• **GIVEN PROBLEM**
Output the material word for word. Leave each picture out.

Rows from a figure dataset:
---------------

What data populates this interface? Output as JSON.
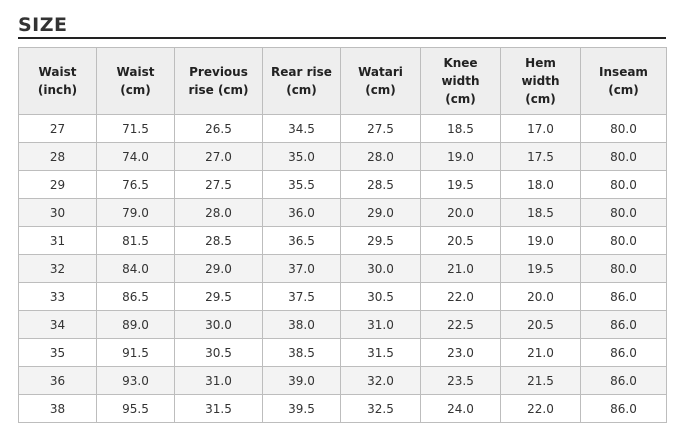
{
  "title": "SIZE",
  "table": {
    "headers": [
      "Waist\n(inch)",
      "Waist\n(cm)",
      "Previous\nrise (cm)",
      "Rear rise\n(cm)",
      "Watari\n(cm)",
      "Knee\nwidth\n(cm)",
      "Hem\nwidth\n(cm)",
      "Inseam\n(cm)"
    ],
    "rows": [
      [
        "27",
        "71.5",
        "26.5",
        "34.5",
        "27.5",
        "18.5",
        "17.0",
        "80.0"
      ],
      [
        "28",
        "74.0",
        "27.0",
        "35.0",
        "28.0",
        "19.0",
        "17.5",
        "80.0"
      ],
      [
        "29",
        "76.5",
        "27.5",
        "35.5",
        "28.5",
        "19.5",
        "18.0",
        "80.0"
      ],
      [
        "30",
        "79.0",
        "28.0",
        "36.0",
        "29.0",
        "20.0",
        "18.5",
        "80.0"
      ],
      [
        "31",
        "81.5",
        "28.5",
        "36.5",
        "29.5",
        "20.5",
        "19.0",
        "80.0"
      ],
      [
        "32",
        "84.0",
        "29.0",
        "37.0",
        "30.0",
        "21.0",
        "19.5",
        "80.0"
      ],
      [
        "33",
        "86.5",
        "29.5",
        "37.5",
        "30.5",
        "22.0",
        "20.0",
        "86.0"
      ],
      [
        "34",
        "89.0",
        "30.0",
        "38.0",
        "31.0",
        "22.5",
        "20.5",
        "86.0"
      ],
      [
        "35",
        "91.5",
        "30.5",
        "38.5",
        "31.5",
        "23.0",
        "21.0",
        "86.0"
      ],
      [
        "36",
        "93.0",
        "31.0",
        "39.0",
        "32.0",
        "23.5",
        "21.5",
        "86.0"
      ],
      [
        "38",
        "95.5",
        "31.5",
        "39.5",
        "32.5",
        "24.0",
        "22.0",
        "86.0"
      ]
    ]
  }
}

---------------

• **SOLUTION FOR THIS TASK**
What data populates this interface? Output as JSON.
{
  "title": "SIZE",
  "table": {
    "headers": [
      "Waist\n(inch)",
      "Waist\n(cm)",
      "Previous\nrise (cm)",
      "Rear rise\n(cm)",
      "Watari\n(cm)",
      "Knee\nwidth\n(cm)",
      "Hem\nwidth\n(cm)",
      "Inseam\n(cm)"
    ],
    "rows": [
      [
        "27",
        "71.5",
        "26.5",
        "34.5",
        "27.5",
        "18.5",
        "17.0",
        "80.0"
      ],
      [
        "28",
        "74.0",
        "27.0",
        "35.0",
        "28.0",
        "19.0",
        "17.5",
        "80.0"
      ],
      [
        "29",
        "76.5",
        "27.5",
        "35.5",
        "28.5",
        "19.5",
        "18.0",
        "80.0"
      ],
      [
        "30",
        "79.0",
        "28.0",
        "36.0",
        "29.0",
        "20.0",
        "18.5",
        "80.0"
      ],
      [
        "31",
        "81.5",
        "28.5",
        "36.5",
        "29.5",
        "20.5",
        "19.0",
        "80.0"
      ],
      [
        "32",
        "84.0",
        "29.0",
        "37.0",
        "30.0",
        "21.0",
        "19.5",
        "80.0"
      ],
      [
        "33",
        "86.5",
        "29.5",
        "37.5",
        "30.5",
        "22.0",
        "20.0",
        "86.0"
      ],
      [
        "34",
        "89.0",
        "30.0",
        "38.0",
        "31.0",
        "22.5",
        "20.5",
        "86.0"
      ],
      [
        "35",
        "91.5",
        "30.5",
        "38.5",
        "31.5",
        "23.0",
        "21.0",
        "86.0"
      ],
      [
        "36",
        "93.0",
        "31.0",
        "39.0",
        "32.0",
        "23.5",
        "21.5",
        "86.0"
      ],
      [
        "38",
        "95.5",
        "31.5",
        "39.5",
        "32.5",
        "24.0",
        "22.0",
        "86.0"
      ]
    ]
  }
}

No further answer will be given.